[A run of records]
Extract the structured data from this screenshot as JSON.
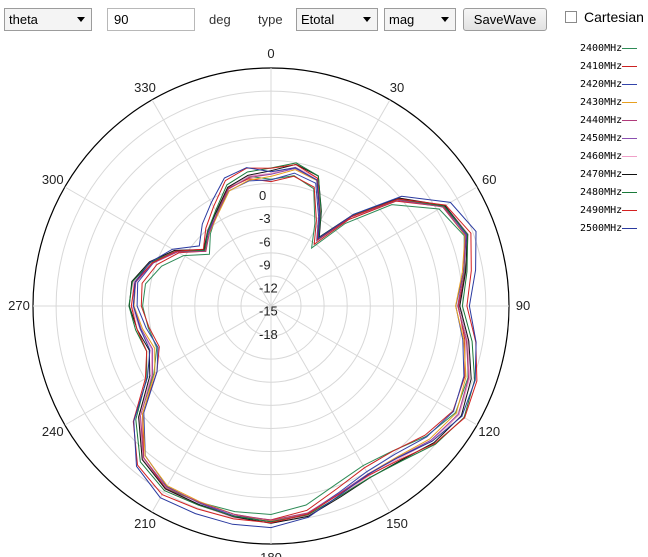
{
  "toolbar": {
    "axis_select": "theta",
    "angle_value": "90",
    "angle_unit": "deg",
    "type_label": "type",
    "type_select": "Etotal",
    "mode_select": "mag",
    "save_button": "SaveWave",
    "cartesian_label": "Cartesian",
    "cartesian_checked": false
  },
  "chart_data": {
    "type": "polar-line",
    "radial_ticks": [
      "0",
      "-3",
      "-6",
      "-9",
      "-12",
      "-15",
      "-18"
    ],
    "radial_range": [
      -18,
      0
    ],
    "angle_ticks": [
      "0",
      "30",
      "60",
      "90",
      "120",
      "150",
      "180",
      "210",
      "240",
      "270",
      "300",
      "330"
    ],
    "grid": true,
    "legend_placement": "right",
    "series": [
      {
        "name": "2400MHz",
        "color": "#2e8b57"
      },
      {
        "name": "2410MHz",
        "color": "#cc2222"
      },
      {
        "name": "2420MHz",
        "color": "#3344aa"
      },
      {
        "name": "2430MHz",
        "color": "#e8a020"
      },
      {
        "name": "2440MHz",
        "color": "#b03a7a"
      },
      {
        "name": "2450MHz",
        "color": "#8a4fb0"
      },
      {
        "name": "2460MHz",
        "color": "#f0a0c8"
      },
      {
        "name": "2470MHz",
        "color": "#111111"
      },
      {
        "name": "2480MHz",
        "color": "#1a7a3a"
      },
      {
        "name": "2490MHz",
        "color": "#d42020"
      },
      {
        "name": "2500MHz",
        "color": "#2a3aa0"
      }
    ],
    "pattern_db": [
      {
        "angle": 0,
        "value": -9.0
      },
      {
        "angle": 10,
        "value": -8.3
      },
      {
        "angle": 20,
        "value": -8.8
      },
      {
        "angle": 28,
        "value": -11.5
      },
      {
        "angle": 35,
        "value": -13.5
      },
      {
        "angle": 42,
        "value": -10.0
      },
      {
        "angle": 50,
        "value": -6.0
      },
      {
        "angle": 60,
        "value": -3.0
      },
      {
        "angle": 70,
        "value": -2.2
      },
      {
        "angle": 80,
        "value": -3.2
      },
      {
        "angle": 90,
        "value": -4.0
      },
      {
        "angle": 100,
        "value": -3.0
      },
      {
        "angle": 110,
        "value": -2.0
      },
      {
        "angle": 120,
        "value": -1.5
      },
      {
        "angle": 130,
        "value": -2.2
      },
      {
        "angle": 140,
        "value": -3.2
      },
      {
        "angle": 150,
        "value": -3.5
      },
      {
        "angle": 160,
        "value": -3.0
      },
      {
        "angle": 170,
        "value": -2.0
      },
      {
        "angle": 180,
        "value": -1.6
      },
      {
        "angle": 190,
        "value": -1.8
      },
      {
        "angle": 200,
        "value": -2.0
      },
      {
        "angle": 210,
        "value": -2.0
      },
      {
        "angle": 220,
        "value": -3.0
      },
      {
        "angle": 230,
        "value": -5.5
      },
      {
        "angle": 240,
        "value": -8.5
      },
      {
        "angle": 250,
        "value": -9.5
      },
      {
        "angle": 260,
        "value": -9.0
      },
      {
        "angle": 270,
        "value": -8.5
      },
      {
        "angle": 280,
        "value": -8.5
      },
      {
        "angle": 290,
        "value": -9.5
      },
      {
        "angle": 300,
        "value": -11.0
      },
      {
        "angle": 310,
        "value": -13.0
      },
      {
        "angle": 320,
        "value": -12.0
      },
      {
        "angle": 330,
        "value": -11.0
      },
      {
        "angle": 340,
        "value": -9.5
      },
      {
        "angle": 350,
        "value": -9.0
      }
    ]
  }
}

WRITTEN INSTRUCTION |
Locate all lines in the listing above with the word "color" and copy them.

ANSWER TO THIS EXERCISE |
        "color": "#2e8b57"
        "color": "#cc2222"
        "color": "#3344aa"
        "color": "#e8a020"
        "color": "#b03a7a"
        "color": "#8a4fb0"
        "color": "#f0a0c8"
        "color": "#111111"
        "color": "#1a7a3a"
        "color": "#d42020"
        "color": "#2a3aa0"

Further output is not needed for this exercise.